■ RECORDS FOR THE EXERCISE

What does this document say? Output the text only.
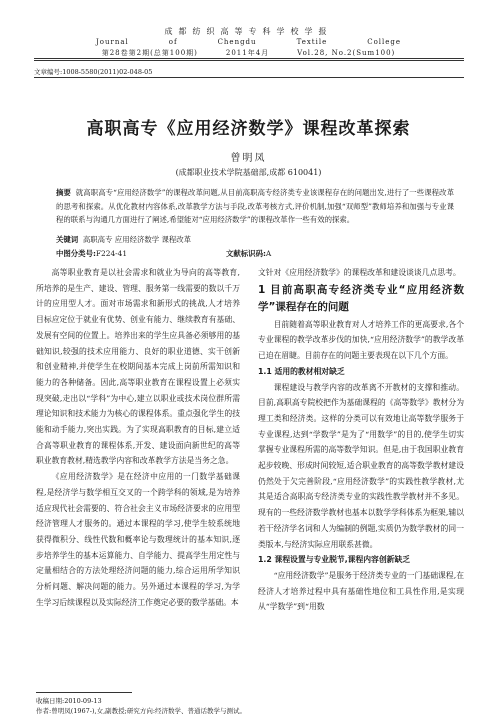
成都纺织高等专科学校学报
Journal	of	Chengdu	Textile	College
第28卷第2期(总第100期)	2011年4月	Vol.28, No.2(Sum100)
文章编号:1008-5580(2011)02-048-05
高职高专《应用经济数学》课程改革探索
曾明凤
(成都职业技术学院基础部,成都 610041)
摘要 就高职高专“应用经济数学”的课程改革问题,从目前高职高专经济类专业该课程存在的问题出发,进行了一些课程改革的思考和探索。从优化教材内容体系,改革教学方法与手段,改革考核方式,评价机制,加强“双师型”教师培养和加强与专业课程的联系与沟通几方面进行了阐述,希望能对“应用经济数学”的课程改革作一些有效的探索。
关键词 高职高专 应用经济数学 课程改革
中图分类号:F224-41	文献标识码:A

高等职业教育是以社会需求和就业为导向的高等教育,所培养的是生产、建设、管理、服务第一线需要的数以千万计的应用型人才。面对市场需求和新形式的挑战,人才培养目标应定位于就业有优势、创业有能力、继续教育有基础、发展有空间的位置上。培养出来的学生应具备必须够用的基础知识,较强的技术应用能力、良好的职业道德、实干创新和创业精神,并使学生在校期间基本完成上岗前所需知识和能力的各种储备。因此,高等职业教育在课程设置上必须实现突破,走出以“学科”为中心,建立以职业或技术岗位群所需理论知识和技术能力为核心的课程体系。重点强化学生的技能和动手能力,突出实践。为了实现高职教育的目标,建立适合高等职业教育的课程体系,开发、建设面向新世纪的高等职业教育教材,精选教学内容和改革教学方法是当务之急。

《应用经济数学》是在经济中应用的一门数学基础课程,是经济学与数学相互交叉的一个跨学科的领域,是为培养适应现代社会需要的、符合社会主义市场经济要求的应用型经济管理人才服务的。通过本课程的学习,使学生较系统地获得微积分、线性代数和概率论与数理统计的基本知识,逐步培养学生的基本运算能力、自学能力、提高学生用定性与定量相结合的方法处理经济问题的能力,综合运用所学知识分析问题、解决问题的能力。另外通过本课程的学习,为学生学习后续课程以及实际经济工作奠定必要的数学基础。本

文针对《应用经济数学》的课程改革和建设谈谈几点思考。
1 目前高职高专经济类专业“应用经济数学”课程存在的问题

目前随着高等职业教育对人才培养工作的更高要求,各个专业课程的教学改革步伐的加快,“应用经济数学”的教学改革已迫在眉睫。目前存在的问题主要表现在以下几个方面。

1.1 适用的教材相对缺乏

课程建设与教学内容的改革离不开教材的支撑和推动。目前,高职高专院校把作为基础课程的《高等数学》教材分为理工类和经济类。这样的分类可以有效地让高等数学服务于专业课程,达到“学数学”是为了“用数学”的目的,使学生切实掌握专业课程所需的高等数学知识。但是,由于我国职业教育起步较晚、形成时间较短,适合职业教育的高等数学教材建设仍然处于欠完善阶段,“应用经济数学”的实践性教学教材,尤其是适合高职高专经济类专业的实践性教学教材并不多见。现有的一些经济数学教材也基本以数学学科体系为框架,辅以若干经济学名词和人为编制的例题,实质仍为数学教材的同一类版本,与经济实际应用联系甚微。

1.2 课程设置与专业脱节,课程内容创新缺乏

“应用经济数学”是服务于经济类专业的一门基础课程,在经济人才培养过程中具有基础性地位和工具性作用,是实现从“学数学”到“用数

收稿日期:2010-09-13
作者:曾明凤(1967-),女,副教授;研究方向:经济数学、普通话教学与测试。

■ WHAT NEEDS TO BE DONE
Retype all the records shown above, character for character. Omit every picture.

■ RESULT OF THIS EXERCISE
What does this document say? Output the text only.
成都纺织高等专科学校学报
Journal	of	Chengdu	Textile	College
第28卷第2期(总第100期)	2011年4月	Vol.28, No.2(Sum100)
文章编号:1008-5580(2011)02-048-05
高职高专《应用经济数学》课程改革探索
曾明凤
(成都职业技术学院基础部,成都 610041)
摘要 就高职高专“应用经济数学”的课程改革问题,从目前高职高专经济类专业该课程存在的问题出发,进行了一些课程改革的思考和探索。从优化教材内容体系,改革教学方法与手段,改革考核方式,评价机制,加强“双师型”教师培养和加强与专业课程的联系与沟通几方面进行了阐述,希望能对“应用经济数学”的课程改革作一些有效的探索。
关键词 高职高专 应用经济数学 课程改革
中图分类号:F224-41	文献标识码:A

高等职业教育是以社会需求和就业为导向的高等教育,所培养的是生产、建设、管理、服务第一线需要的数以千万计的应用型人才。面对市场需求和新形式的挑战,人才培养目标应定位于就业有优势、创业有能力、继续教育有基础、发展有空间的位置上。培养出来的学生应具备必须够用的基础知识,较强的技术应用能力、良好的职业道德、实干创新和创业精神,并使学生在校期间基本完成上岗前所需知识和能力的各种储备。因此,高等职业教育在课程设置上必须实现突破,走出以“学科”为中心,建立以职业或技术岗位群所需理论知识和技术能力为核心的课程体系。重点强化学生的技能和动手能力,突出实践。为了实现高职教育的目标,建立适合高等职业教育的课程体系,开发、建设面向新世纪的高等职业教育教材,精选教学内容和改革教学方法是当务之急。

《应用经济数学》是在经济中应用的一门数学基础课程,是经济学与数学相互交叉的一个跨学科的领域,是为培养适应现代社会需要的、符合社会主义市场经济要求的应用型经济管理人才服务的。通过本课程的学习,使学生较系统地获得微积分、线性代数和概率论与数理统计的基本知识,逐步培养学生的基本运算能力、自学能力、提高学生用定性与定量相结合的方法处理经济问题的能力,综合运用所学知识分析问题、解决问题的能力。另外通过本课程的学习,为学生学习后续课程以及实际经济工作奠定必要的数学基础。本

文针对《应用经济数学》的课程改革和建设谈谈几点思考。
1 目前高职高专经济类专业“应用经济数学”课程存在的问题

目前随着高等职业教育对人才培养工作的更高要求,各个专业课程的教学改革步伐的加快,“应用经济数学”的教学改革已迫在眉睫。目前存在的问题主要表现在以下几个方面。

1.1 适用的教材相对缺乏

课程建设与教学内容的改革离不开教材的支撑和推动。目前,高职高专院校把作为基础课程的《高等数学》教材分为理工类和经济类。这样的分类可以有效地让高等数学服务于专业课程,达到“学数学”是为了“用数学”的目的,使学生切实掌握专业课程所需的高等数学知识。但是,由于我国职业教育起步较晚、形成时间较短,适合职业教育的高等数学教材建设仍然处于欠完善阶段,“应用经济数学”的实践性教学教材,尤其是适合高职高专经济类专业的实践性教学教材并不多见。现有的一些经济数学教材也基本以数学学科体系为框架,辅以若干经济学名词和人为编制的例题,实质仍为数学教材的同一类版本,与经济实际应用联系甚微。

1.2 课程设置与专业脱节,课程内容创新缺乏

“应用经济数学”是服务于经济类专业的一门基础课程,在经济人才培养过程中具有基础性地位和工具性作用,是实现从“学数学”到“用数

收稿日期:2010-09-13
作者:曾明凤(1967-),女,副教授;研究方向:经济数学、普通话教学与测试。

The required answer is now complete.